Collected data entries
==*==

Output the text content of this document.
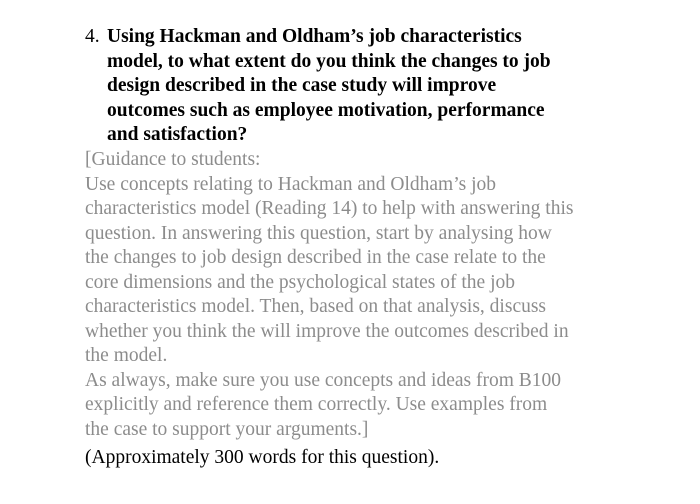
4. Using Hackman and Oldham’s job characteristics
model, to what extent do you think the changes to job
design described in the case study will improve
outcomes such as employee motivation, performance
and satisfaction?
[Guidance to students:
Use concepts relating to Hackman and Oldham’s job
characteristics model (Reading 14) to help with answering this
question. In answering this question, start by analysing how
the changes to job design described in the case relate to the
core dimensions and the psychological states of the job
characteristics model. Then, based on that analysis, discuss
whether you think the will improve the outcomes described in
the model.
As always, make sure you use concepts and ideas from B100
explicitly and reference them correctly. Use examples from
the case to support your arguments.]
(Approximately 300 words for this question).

==*==

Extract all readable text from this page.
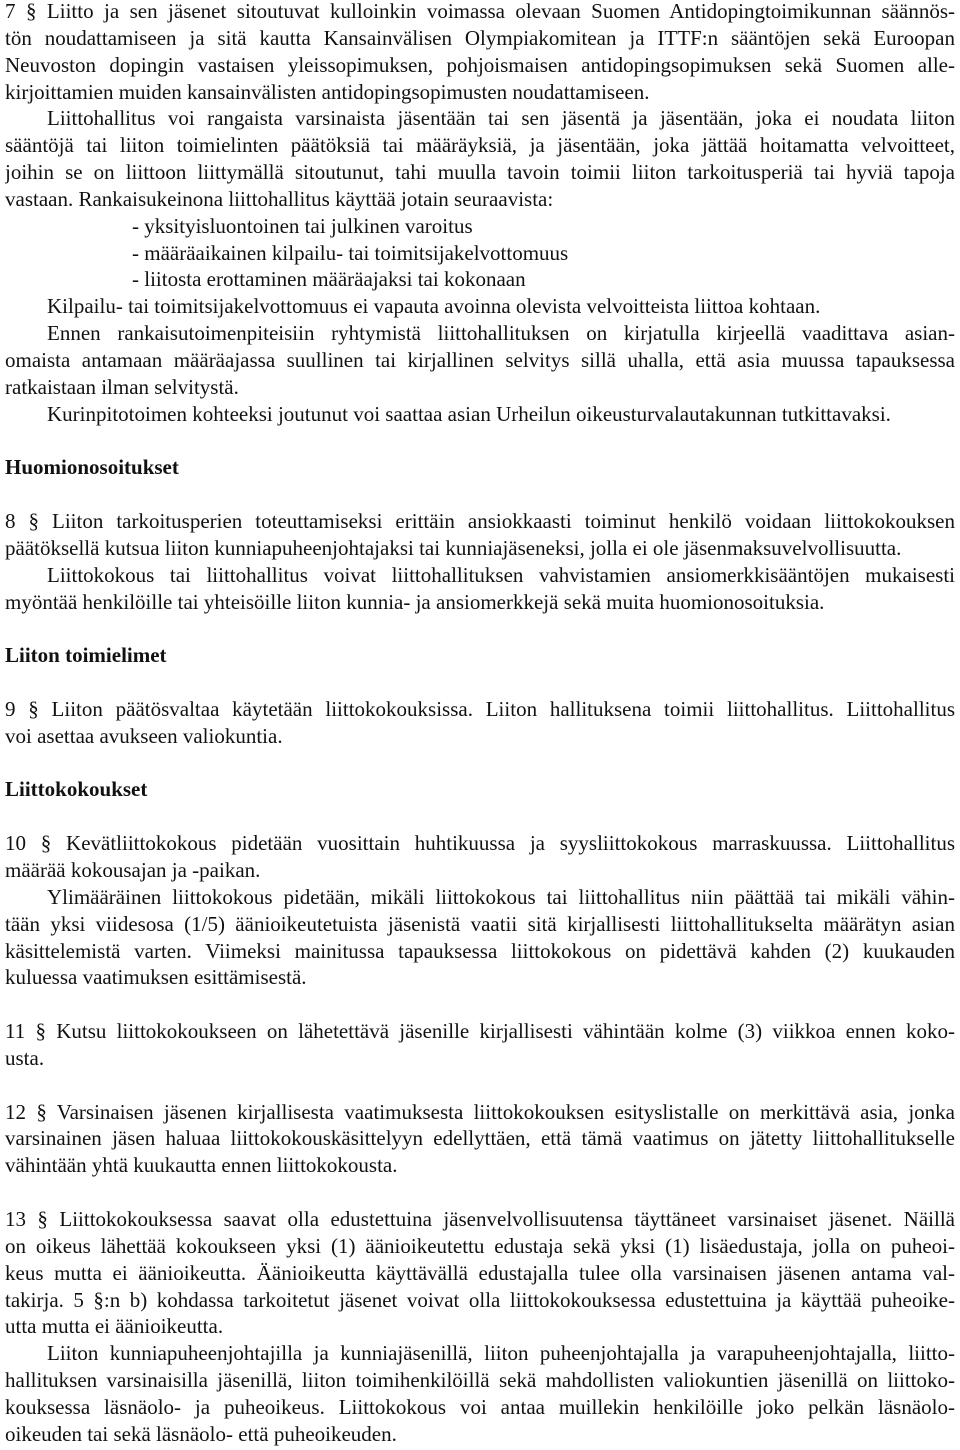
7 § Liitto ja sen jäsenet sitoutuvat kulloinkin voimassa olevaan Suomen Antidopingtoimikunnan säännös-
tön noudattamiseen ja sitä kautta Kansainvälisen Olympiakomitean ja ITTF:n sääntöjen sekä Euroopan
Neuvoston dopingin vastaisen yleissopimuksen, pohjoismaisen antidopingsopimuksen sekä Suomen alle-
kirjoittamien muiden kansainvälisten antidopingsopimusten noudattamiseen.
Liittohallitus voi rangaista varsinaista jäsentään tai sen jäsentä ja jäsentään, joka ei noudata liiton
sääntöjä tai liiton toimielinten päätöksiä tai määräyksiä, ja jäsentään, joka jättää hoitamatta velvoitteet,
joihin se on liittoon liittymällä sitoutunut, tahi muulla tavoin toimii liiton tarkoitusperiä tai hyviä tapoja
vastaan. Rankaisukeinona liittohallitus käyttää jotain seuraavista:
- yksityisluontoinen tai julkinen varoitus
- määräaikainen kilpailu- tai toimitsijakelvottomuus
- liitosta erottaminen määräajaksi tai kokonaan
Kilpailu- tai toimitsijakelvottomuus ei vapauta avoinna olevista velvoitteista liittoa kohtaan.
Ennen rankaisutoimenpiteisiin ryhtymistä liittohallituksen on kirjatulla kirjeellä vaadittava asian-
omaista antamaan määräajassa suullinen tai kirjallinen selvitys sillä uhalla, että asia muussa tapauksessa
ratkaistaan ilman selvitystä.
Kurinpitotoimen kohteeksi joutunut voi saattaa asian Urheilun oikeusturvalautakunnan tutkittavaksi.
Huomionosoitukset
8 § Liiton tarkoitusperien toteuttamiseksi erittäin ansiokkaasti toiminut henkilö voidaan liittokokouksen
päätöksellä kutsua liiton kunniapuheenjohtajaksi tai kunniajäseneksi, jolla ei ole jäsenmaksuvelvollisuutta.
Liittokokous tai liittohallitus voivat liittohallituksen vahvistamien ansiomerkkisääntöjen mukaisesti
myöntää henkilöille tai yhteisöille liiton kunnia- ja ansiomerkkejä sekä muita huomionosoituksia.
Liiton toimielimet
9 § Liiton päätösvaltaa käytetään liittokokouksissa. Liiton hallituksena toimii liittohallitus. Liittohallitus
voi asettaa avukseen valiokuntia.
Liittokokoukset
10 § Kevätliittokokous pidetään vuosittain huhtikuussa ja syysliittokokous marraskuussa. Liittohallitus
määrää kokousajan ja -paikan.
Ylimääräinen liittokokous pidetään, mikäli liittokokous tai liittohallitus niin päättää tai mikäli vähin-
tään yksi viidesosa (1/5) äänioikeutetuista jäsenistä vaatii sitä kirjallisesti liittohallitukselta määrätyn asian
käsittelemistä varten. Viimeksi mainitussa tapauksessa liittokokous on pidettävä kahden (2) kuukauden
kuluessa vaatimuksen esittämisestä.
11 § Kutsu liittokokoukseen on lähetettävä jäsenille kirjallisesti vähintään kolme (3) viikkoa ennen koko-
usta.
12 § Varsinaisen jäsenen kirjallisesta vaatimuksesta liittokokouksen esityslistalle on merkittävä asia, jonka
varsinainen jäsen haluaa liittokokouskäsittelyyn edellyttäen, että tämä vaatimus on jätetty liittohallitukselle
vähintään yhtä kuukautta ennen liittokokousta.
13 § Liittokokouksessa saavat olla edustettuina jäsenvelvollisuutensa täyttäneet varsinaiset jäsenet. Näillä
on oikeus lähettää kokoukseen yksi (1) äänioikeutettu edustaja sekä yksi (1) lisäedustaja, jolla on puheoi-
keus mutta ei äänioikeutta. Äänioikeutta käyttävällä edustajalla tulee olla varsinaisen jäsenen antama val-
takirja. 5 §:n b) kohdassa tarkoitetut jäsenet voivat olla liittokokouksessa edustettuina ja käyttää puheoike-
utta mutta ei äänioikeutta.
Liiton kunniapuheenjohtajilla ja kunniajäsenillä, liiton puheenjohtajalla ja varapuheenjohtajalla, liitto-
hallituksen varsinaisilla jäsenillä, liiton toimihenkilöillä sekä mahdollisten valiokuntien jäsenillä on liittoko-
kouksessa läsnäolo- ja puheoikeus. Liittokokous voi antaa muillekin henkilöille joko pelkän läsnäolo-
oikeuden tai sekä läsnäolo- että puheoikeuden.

==*==

■ Exercise instructions ■
Identify the lines that hold the word "changes". Copy every one of them.

■ Solution to this task ■
model, to what extent do you think the changes to job
the changes to job design described in the case relate to the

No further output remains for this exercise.